- **WHAT TO PRODUCE**
Copy the lines holding the word "JSON", all of them.

- **SOURCE RECORDS**

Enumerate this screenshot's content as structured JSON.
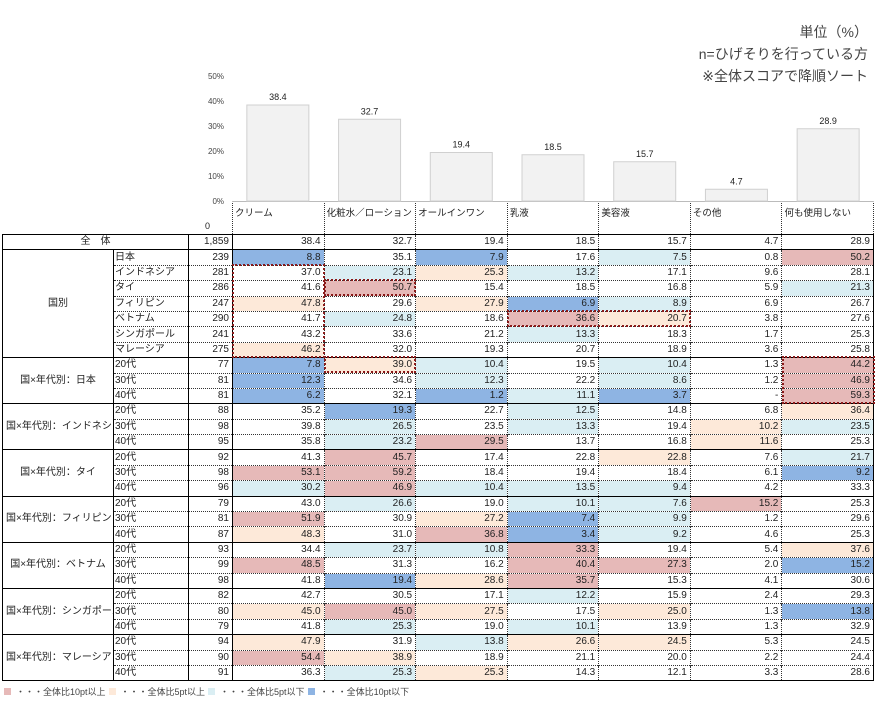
{
  "notes": [
    "単位（%）",
    "n=ひげそりを行っている方",
    "※全体スコアで降順ソート"
  ],
  "chart_data": {
    "type": "bar",
    "categories": [
      "クリーム",
      "化粧水／ローション",
      "オールインワン",
      "乳液",
      "美容液",
      "その他",
      "何も使用しない"
    ],
    "values": [
      38.4,
      32.7,
      19.4,
      18.5,
      15.7,
      4.7,
      28.9
    ],
    "ylim": [
      0,
      50
    ],
    "yticks": [
      "0%",
      "10%",
      "20%",
      "30%",
      "40%",
      "50%"
    ],
    "n_axis_label": "0",
    "grid": false
  },
  "colors": {
    "P": "#e6b9b8",
    "O": "#fde9d9",
    "B": "#daeef3",
    "D": "#8eb4e3"
  },
  "groups": [
    {
      "label": "全　体",
      "rows": [
        {
          "sub": "",
          "n": "1,859",
          "v": [
            "38.4",
            "32.7",
            "19.4",
            "18.5",
            "15.7",
            "4.7",
            "28.9"
          ],
          "c": "_______"
        }
      ]
    },
    {
      "label": "国別",
      "rows": [
        {
          "sub": "日本",
          "n": "239",
          "v": [
            "8.8",
            "35.1",
            "7.9",
            "17.6",
            "7.5",
            "0.8",
            "50.2"
          ],
          "c": "D_D_B_P"
        },
        {
          "sub": "インドネシア",
          "n": "281",
          "v": [
            "37.0",
            "23.1",
            "25.3",
            "13.2",
            "17.1",
            "9.6",
            "28.1"
          ],
          "c": "_BOB___"
        },
        {
          "sub": "タイ",
          "n": "286",
          "v": [
            "41.6",
            "50.7",
            "15.4",
            "18.5",
            "16.8",
            "5.9",
            "21.3"
          ],
          "c": "_P____B"
        },
        {
          "sub": "フィリピン",
          "n": "247",
          "v": [
            "47.8",
            "29.6",
            "27.9",
            "6.9",
            "8.9",
            "6.9",
            "26.7"
          ],
          "c": "O_ODB__"
        },
        {
          "sub": "ベトナム",
          "n": "290",
          "v": [
            "41.7",
            "24.8",
            "18.6",
            "36.6",
            "20.7",
            "3.8",
            "27.6"
          ],
          "c": "_B_PO__"
        },
        {
          "sub": "シンガポール",
          "n": "241",
          "v": [
            "43.2",
            "33.6",
            "21.2",
            "13.3",
            "18.3",
            "1.7",
            "25.3"
          ],
          "c": "___B___"
        },
        {
          "sub": "マレーシア",
          "n": "275",
          "v": [
            "46.2",
            "32.0",
            "19.3",
            "20.7",
            "18.9",
            "3.6",
            "25.8"
          ],
          "c": "O______"
        }
      ]
    },
    {
      "label": "国×年代別：日本",
      "rows": [
        {
          "sub": "20代",
          "n": "77",
          "v": [
            "7.8",
            "39.0",
            "10.4",
            "19.5",
            "10.4",
            "1.3",
            "44.2"
          ],
          "c": "DOB_B_P"
        },
        {
          "sub": "30代",
          "n": "81",
          "v": [
            "12.3",
            "34.6",
            "12.3",
            "22.2",
            "8.6",
            "1.2",
            "46.9"
          ],
          "c": "D_B_B_P"
        },
        {
          "sub": "40代",
          "n": "81",
          "v": [
            "6.2",
            "32.1",
            "1.2",
            "11.1",
            "3.7",
            "-",
            "59.3"
          ],
          "c": "D_DBD_P"
        }
      ]
    },
    {
      "label": "国×年代別：インドネシア",
      "rows": [
        {
          "sub": "20代",
          "n": "88",
          "v": [
            "35.2",
            "19.3",
            "22.7",
            "12.5",
            "14.8",
            "6.8",
            "36.4"
          ],
          "c": "_D_B__O"
        },
        {
          "sub": "30代",
          "n": "98",
          "v": [
            "39.8",
            "26.5",
            "23.5",
            "13.3",
            "19.4",
            "10.2",
            "23.5"
          ],
          "c": "_B_B_OB"
        },
        {
          "sub": "40代",
          "n": "95",
          "v": [
            "35.8",
            "23.2",
            "29.5",
            "13.7",
            "16.8",
            "11.6",
            "25.3"
          ],
          "c": "_BP__O_"
        }
      ]
    },
    {
      "label": "国×年代別：タイ",
      "rows": [
        {
          "sub": "20代",
          "n": "92",
          "v": [
            "41.3",
            "45.7",
            "17.4",
            "22.8",
            "22.8",
            "7.6",
            "21.7"
          ],
          "c": "_P__O_B"
        },
        {
          "sub": "30代",
          "n": "98",
          "v": [
            "53.1",
            "59.2",
            "18.4",
            "19.4",
            "18.4",
            "6.1",
            "9.2"
          ],
          "c": "PP____D"
        },
        {
          "sub": "40代",
          "n": "96",
          "v": [
            "30.2",
            "46.9",
            "10.4",
            "13.5",
            "9.4",
            "4.2",
            "33.3"
          ],
          "c": "BPBBB__"
        }
      ]
    },
    {
      "label": "国×年代別：フィリピン",
      "rows": [
        {
          "sub": "20代",
          "n": "79",
          "v": [
            "43.0",
            "26.6",
            "19.0",
            "10.1",
            "7.6",
            "15.2",
            "25.3"
          ],
          "c": "_B_BBP_"
        },
        {
          "sub": "30代",
          "n": "81",
          "v": [
            "51.9",
            "30.9",
            "27.2",
            "7.4",
            "9.9",
            "1.2",
            "29.6"
          ],
          "c": "P_ODB__"
        },
        {
          "sub": "40代",
          "n": "87",
          "v": [
            "48.3",
            "31.0",
            "36.8",
            "3.4",
            "9.2",
            "4.6",
            "25.3"
          ],
          "c": "O_PDB__"
        }
      ]
    },
    {
      "label": "国×年代別：ベトナム",
      "rows": [
        {
          "sub": "20代",
          "n": "93",
          "v": [
            "34.4",
            "23.7",
            "10.8",
            "33.3",
            "19.4",
            "5.4",
            "37.6"
          ],
          "c": "_BBP__O"
        },
        {
          "sub": "30代",
          "n": "99",
          "v": [
            "48.5",
            "31.3",
            "16.2",
            "40.4",
            "27.3",
            "2.0",
            "15.2"
          ],
          "c": "P__PP_D"
        },
        {
          "sub": "40代",
          "n": "98",
          "v": [
            "41.8",
            "19.4",
            "28.6",
            "35.7",
            "15.3",
            "4.1",
            "30.6"
          ],
          "c": "_DOP___"
        }
      ]
    },
    {
      "label": "国×年代別：シンガポール",
      "rows": [
        {
          "sub": "20代",
          "n": "82",
          "v": [
            "42.7",
            "30.5",
            "17.1",
            "12.2",
            "15.9",
            "2.4",
            "29.3"
          ],
          "c": "___B___"
        },
        {
          "sub": "30代",
          "n": "80",
          "v": [
            "45.0",
            "45.0",
            "27.5",
            "17.5",
            "25.0",
            "1.3",
            "13.8"
          ],
          "c": "OPO_O_D"
        },
        {
          "sub": "40代",
          "n": "79",
          "v": [
            "41.8",
            "25.3",
            "19.0",
            "10.1",
            "13.9",
            "1.3",
            "32.9"
          ],
          "c": "_B_B___"
        }
      ]
    },
    {
      "label": "国×年代別：マレーシア",
      "rows": [
        {
          "sub": "20代",
          "n": "94",
          "v": [
            "47.9",
            "31.9",
            "13.8",
            "26.6",
            "24.5",
            "5.3",
            "24.5"
          ],
          "c": "O_BOO__"
        },
        {
          "sub": "30代",
          "n": "90",
          "v": [
            "54.4",
            "38.9",
            "18.9",
            "21.1",
            "20.0",
            "2.2",
            "24.4"
          ],
          "c": "PO_____"
        },
        {
          "sub": "40代",
          "n": "91",
          "v": [
            "36.3",
            "25.3",
            "25.3",
            "14.3",
            "12.1",
            "3.3",
            "28.6"
          ],
          "c": "_BO____"
        }
      ]
    }
  ],
  "legend": [
    {
      "code": "P",
      "label": "・・・全体比10pt以上"
    },
    {
      "code": "O",
      "label": "・・・全体比5pt以上"
    },
    {
      "code": "B",
      "label": "・・・全体比5pt以下"
    },
    {
      "code": "D",
      "label": "・・・全体比10pt以下"
    }
  ]
}
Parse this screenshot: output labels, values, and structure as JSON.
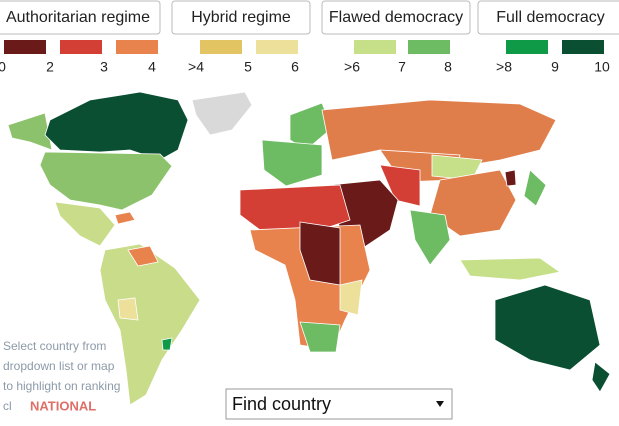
{
  "tabs": [
    "Authoritarian regime",
    "Hybrid regime",
    "Flawed democracy",
    "Full democracy"
  ],
  "legend": {
    "swatches": [
      {
        "color": "#6b1a1a"
      },
      {
        "color": "#d43f35"
      },
      {
        "color": "#e9834e"
      },
      {
        "color": "#e2c462"
      },
      {
        "color": "#ede09a"
      },
      {
        "color": "#c6e08a"
      },
      {
        "color": "#6dbb62"
      },
      {
        "color": "#0f9a48"
      },
      {
        "color": "#0b4f33"
      }
    ],
    "labels": [
      "0",
      "2",
      "3",
      "4",
      ">4",
      "5",
      "6",
      ">6",
      "7",
      "8",
      ">8",
      "9",
      "10"
    ]
  },
  "note": [
    "Select country from",
    "dropdown list or map",
    "to highlight on ranking",
    "cl"
  ],
  "dropdown": {
    "label": "Find country"
  },
  "watermark": "NATIONAL"
}
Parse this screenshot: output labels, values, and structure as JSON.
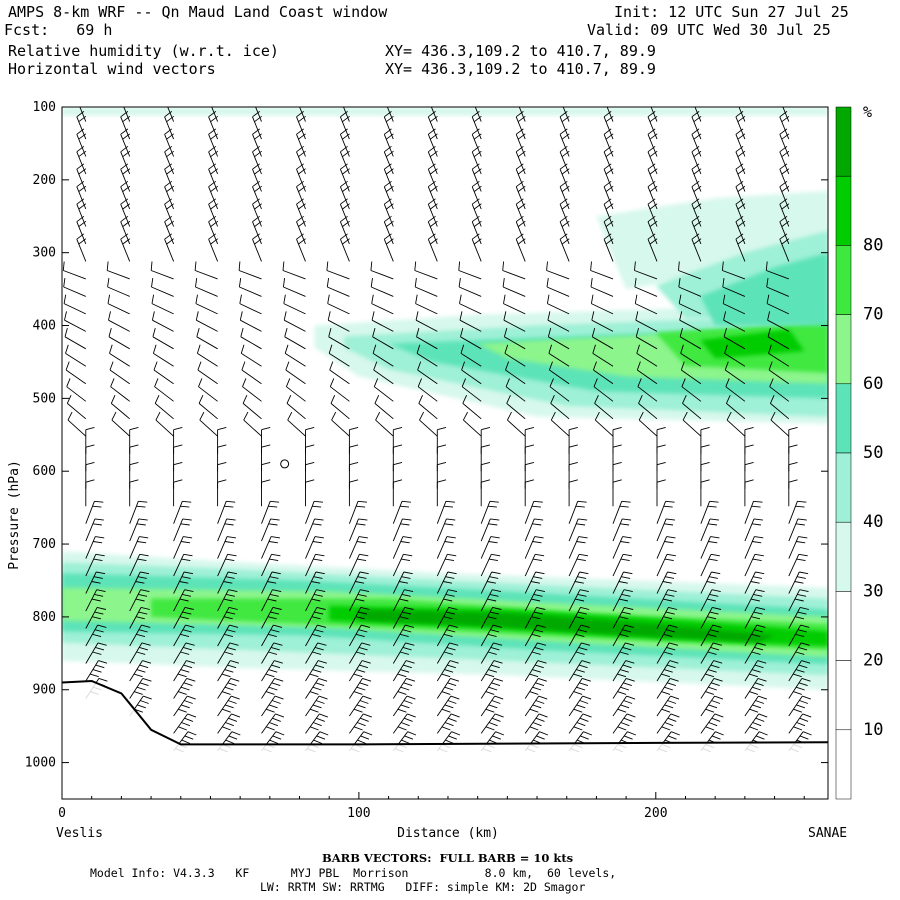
{
  "header": {
    "title": "AMPS 8-km WRF -- Qn Maud Land Coast window",
    "fcst": "Fcst:   69 h",
    "init": "Init: 12 UTC Sun 27 Jul 25",
    "valid": "Valid: 09 UTC Wed 30 Jul 25",
    "field1": "Relative humidity (w.r.t. ice)",
    "field2": "Horizontal wind vectors",
    "xy1": "XY= 436.3,109.2 to 410.7, 89.9",
    "xy2": "XY= 436.3,109.2 to 410.7, 89.9"
  },
  "chart_data": {
    "type": "heatmap",
    "ylabel": "Pressure (hPa)",
    "xlabel": "Distance (km)",
    "left_endpoint": "Veslis",
    "right_endpoint": "SANAE",
    "y_ticks": [
      100,
      200,
      300,
      400,
      500,
      600,
      700,
      800,
      900,
      1000
    ],
    "x_ticks": [
      0,
      100,
      200
    ],
    "ylim": [
      100,
      1050
    ],
    "xlim": [
      0,
      258
    ],
    "y_scale": "linear (inverted)",
    "colorbar": {
      "unit": "%",
      "levels": [
        10,
        20,
        30,
        40,
        50,
        60,
        70,
        80
      ],
      "colors": [
        "#ffffff",
        "#ffffff",
        "#ffffff",
        "#d7f8ec",
        "#9ef0d6",
        "#5de3b8",
        "#8cf58c",
        "#3fe83f",
        "#00cc00",
        "#00a800"
      ]
    },
    "rh_bands": [
      {
        "name": "upper-layer",
        "x_range": [
          85,
          258
        ],
        "p_top": 400,
        "p_bottom": 530,
        "max_rh": 85
      },
      {
        "name": "upper-right plume",
        "x_range": [
          180,
          258
        ],
        "p_top": 250,
        "p_bottom": 420,
        "max_rh": 60
      },
      {
        "name": "lower-layer",
        "x_range": [
          0,
          258
        ],
        "p_top": 720,
        "p_bottom": 900,
        "max_rh": 85
      },
      {
        "name": "top-boundary",
        "x_range": [
          0,
          258
        ],
        "p_top": 100,
        "p_bottom": 110,
        "max_rh": 45
      }
    ],
    "terrain_profile": {
      "x_km": [
        0,
        10,
        20,
        30,
        40,
        60,
        100,
        150,
        200,
        258
      ],
      "p_hpa": [
        890,
        888,
        905,
        955,
        975,
        975,
        975,
        974,
        973,
        972
      ]
    },
    "wind": "barbs throughout the section; westerly/northwesterly aloft, southerly-easterly near surface"
  },
  "footer": {
    "barb_note": "BARB VECTORS:  FULL BARB = 10 kts",
    "model_line1": "Model Info: V4.3.3   KF      MYJ PBL  Morrison           8.0 km,  60 levels,",
    "model_line2": "LW: RRTM SW: RRTMG   DIFF: simple KM: 2D Smagor"
  }
}
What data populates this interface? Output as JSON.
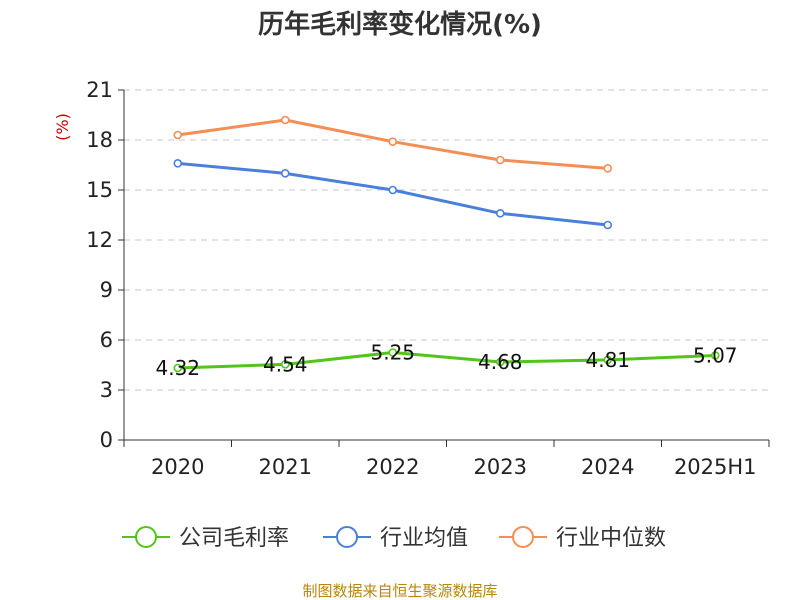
{
  "chart_data": {
    "type": "line",
    "title": "历年毛利率变化情况(%)",
    "ylabel": "(%)",
    "xlabel": "",
    "ylim": [
      0,
      21
    ],
    "yticks": [
      "0",
      "3",
      "6",
      "9",
      "12",
      "15",
      "18",
      "21"
    ],
    "categories": [
      "2020",
      "2021",
      "2022",
      "2023",
      "2024",
      "2025H1"
    ],
    "grid": true,
    "legend_position": "bottom",
    "series": [
      {
        "name": "公司毛利率",
        "color": "#52c41a",
        "values": [
          4.32,
          4.54,
          5.25,
          4.68,
          4.81,
          5.07
        ],
        "labels": [
          "4.32",
          "4.54",
          "5.25",
          "4.68",
          "4.81",
          "5.07"
        ]
      },
      {
        "name": "行业均值",
        "color": "#4a7fdc",
        "values": [
          16.6,
          16.0,
          15.0,
          13.6,
          12.9,
          null
        ]
      },
      {
        "name": "行业中位数",
        "color": "#f58d54",
        "values": [
          18.3,
          19.2,
          17.9,
          16.8,
          16.3,
          null
        ]
      }
    ]
  },
  "footer": {
    "source": "制图数据来自恒生聚源数据库"
  }
}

- **REPLY TO THE TASK**
Enumerate this screenshot's content as structured JSON.
Parse this screenshot: output labels, values, and structure as JSON.
Parse this screenshot: output labels, values, and structure as JSON.
What data populates this interface? Output as JSON.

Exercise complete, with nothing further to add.